>> START DATA IN THIS EXERCISE
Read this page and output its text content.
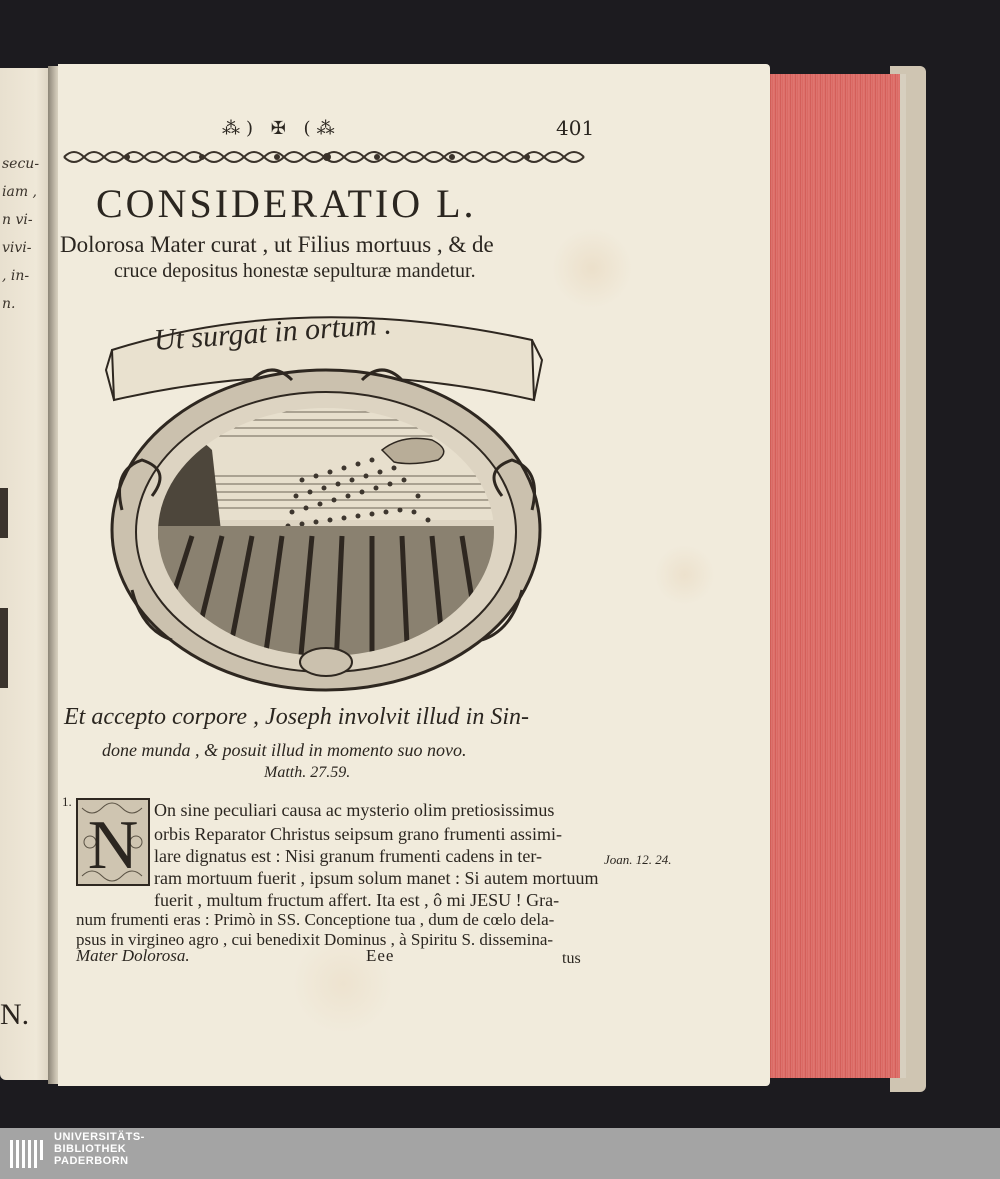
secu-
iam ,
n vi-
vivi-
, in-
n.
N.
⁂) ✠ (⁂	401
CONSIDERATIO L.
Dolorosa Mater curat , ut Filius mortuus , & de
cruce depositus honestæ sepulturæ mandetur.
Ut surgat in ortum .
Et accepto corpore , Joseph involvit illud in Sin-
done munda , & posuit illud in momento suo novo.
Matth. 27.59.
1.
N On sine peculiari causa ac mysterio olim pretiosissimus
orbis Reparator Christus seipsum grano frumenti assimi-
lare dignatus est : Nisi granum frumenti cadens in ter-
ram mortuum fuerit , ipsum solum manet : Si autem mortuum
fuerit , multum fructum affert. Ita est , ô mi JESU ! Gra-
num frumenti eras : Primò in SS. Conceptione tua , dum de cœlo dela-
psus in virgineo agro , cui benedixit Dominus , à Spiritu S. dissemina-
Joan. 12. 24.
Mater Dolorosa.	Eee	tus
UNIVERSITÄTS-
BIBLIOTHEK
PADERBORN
>> END DATA IN THIS EXERCISE
**AIM OF THE EXERCISE**
Go through the listing above and report how many of its lines contain the word "Mater", with only the number as output.

**WRITTEN SOLUTION**
2